Task — The data below needs to be returned exactly, line for line.

Information given —

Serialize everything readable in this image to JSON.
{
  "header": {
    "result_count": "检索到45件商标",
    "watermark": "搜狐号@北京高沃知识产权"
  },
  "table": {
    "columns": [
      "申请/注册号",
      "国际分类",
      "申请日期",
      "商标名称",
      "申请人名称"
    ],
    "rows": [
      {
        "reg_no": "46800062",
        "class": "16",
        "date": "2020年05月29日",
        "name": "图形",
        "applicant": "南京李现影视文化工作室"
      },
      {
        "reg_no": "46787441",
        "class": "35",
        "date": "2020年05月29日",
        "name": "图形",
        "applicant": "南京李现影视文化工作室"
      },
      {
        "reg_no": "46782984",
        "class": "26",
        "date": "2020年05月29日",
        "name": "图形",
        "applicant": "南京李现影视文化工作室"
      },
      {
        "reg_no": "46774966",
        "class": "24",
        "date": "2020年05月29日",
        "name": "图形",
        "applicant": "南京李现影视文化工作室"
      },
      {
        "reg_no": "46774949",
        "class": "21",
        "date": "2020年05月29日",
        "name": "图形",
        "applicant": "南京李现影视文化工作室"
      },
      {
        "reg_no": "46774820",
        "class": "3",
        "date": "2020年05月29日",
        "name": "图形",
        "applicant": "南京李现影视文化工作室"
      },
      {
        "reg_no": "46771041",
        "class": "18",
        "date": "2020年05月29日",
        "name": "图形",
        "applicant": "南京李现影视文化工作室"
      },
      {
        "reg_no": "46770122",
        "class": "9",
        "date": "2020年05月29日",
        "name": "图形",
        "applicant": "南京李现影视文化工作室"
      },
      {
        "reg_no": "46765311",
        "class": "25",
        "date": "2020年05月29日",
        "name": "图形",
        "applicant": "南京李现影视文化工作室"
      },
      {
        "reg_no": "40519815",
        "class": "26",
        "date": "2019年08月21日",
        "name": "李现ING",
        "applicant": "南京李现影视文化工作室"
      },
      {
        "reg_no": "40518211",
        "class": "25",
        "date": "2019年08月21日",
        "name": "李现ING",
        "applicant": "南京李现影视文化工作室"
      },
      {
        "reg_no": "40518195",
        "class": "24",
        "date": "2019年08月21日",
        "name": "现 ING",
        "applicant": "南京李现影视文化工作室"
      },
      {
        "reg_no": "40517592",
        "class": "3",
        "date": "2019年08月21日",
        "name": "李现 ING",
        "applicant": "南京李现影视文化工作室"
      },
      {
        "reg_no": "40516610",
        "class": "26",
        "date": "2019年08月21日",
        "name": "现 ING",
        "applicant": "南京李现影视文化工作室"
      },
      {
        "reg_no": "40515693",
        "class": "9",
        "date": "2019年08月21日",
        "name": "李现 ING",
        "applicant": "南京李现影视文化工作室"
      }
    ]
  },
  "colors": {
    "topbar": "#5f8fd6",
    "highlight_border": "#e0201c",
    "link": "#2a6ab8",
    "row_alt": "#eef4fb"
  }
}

Result —
Serialize everything readable in this image to JSON.
{
  "header": {
    "result_count": "检索到45件商标",
    "watermark": "搜狐号@北京高沃知识产权"
  },
  "table": {
    "columns": [
      "申请/注册号",
      "国际分类",
      "申请日期",
      "商标名称",
      "申请人名称"
    ],
    "rows": [
      {
        "reg_no": "46800062",
        "class": "16",
        "date": "2020年05月29日",
        "name": "图形",
        "applicant": "南京李现影视文化工作室"
      },
      {
        "reg_no": "46787441",
        "class": "35",
        "date": "2020年05月29日",
        "name": "图形",
        "applicant": "南京李现影视文化工作室"
      },
      {
        "reg_no": "46782984",
        "class": "26",
        "date": "2020年05月29日",
        "name": "图形",
        "applicant": "南京李现影视文化工作室"
      },
      {
        "reg_no": "46774966",
        "class": "24",
        "date": "2020年05月29日",
        "name": "图形",
        "applicant": "南京李现影视文化工作室"
      },
      {
        "reg_no": "46774949",
        "class": "21",
        "date": "2020年05月29日",
        "name": "图形",
        "applicant": "南京李现影视文化工作室"
      },
      {
        "reg_no": "46774820",
        "class": "3",
        "date": "2020年05月29日",
        "name": "图形",
        "applicant": "南京李现影视文化工作室"
      },
      {
        "reg_no": "46771041",
        "class": "18",
        "date": "2020年05月29日",
        "name": "图形",
        "applicant": "南京李现影视文化工作室"
      },
      {
        "reg_no": "46770122",
        "class": "9",
        "date": "2020年05月29日",
        "name": "图形",
        "applicant": "南京李现影视文化工作室"
      },
      {
        "reg_no": "46765311",
        "class": "25",
        "date": "2020年05月29日",
        "name": "图形",
        "applicant": "南京李现影视文化工作室"
      },
      {
        "reg_no": "40519815",
        "class": "26",
        "date": "2019年08月21日",
        "name": "李现ING",
        "applicant": "南京李现影视文化工作室"
      },
      {
        "reg_no": "40518211",
        "class": "25",
        "date": "2019年08月21日",
        "name": "李现ING",
        "applicant": "南京李现影视文化工作室"
      },
      {
        "reg_no": "40518195",
        "class": "24",
        "date": "2019年08月21日",
        "name": "现 ING",
        "applicant": "南京李现影视文化工作室"
      },
      {
        "reg_no": "40517592",
        "class": "3",
        "date": "2019年08月21日",
        "name": "李现 ING",
        "applicant": "南京李现影视文化工作室"
      },
      {
        "reg_no": "40516610",
        "class": "26",
        "date": "2019年08月21日",
        "name": "现 ING",
        "applicant": "南京李现影视文化工作室"
      },
      {
        "reg_no": "40515693",
        "class": "9",
        "date": "2019年08月21日",
        "name": "李现 ING",
        "applicant": "南京李现影视文化工作室"
      }
    ]
  },
  "colors": {
    "topbar": "#5f8fd6",
    "highlight_border": "#e0201c",
    "link": "#2a6ab8",
    "row_alt": "#eef4fb"
  }
}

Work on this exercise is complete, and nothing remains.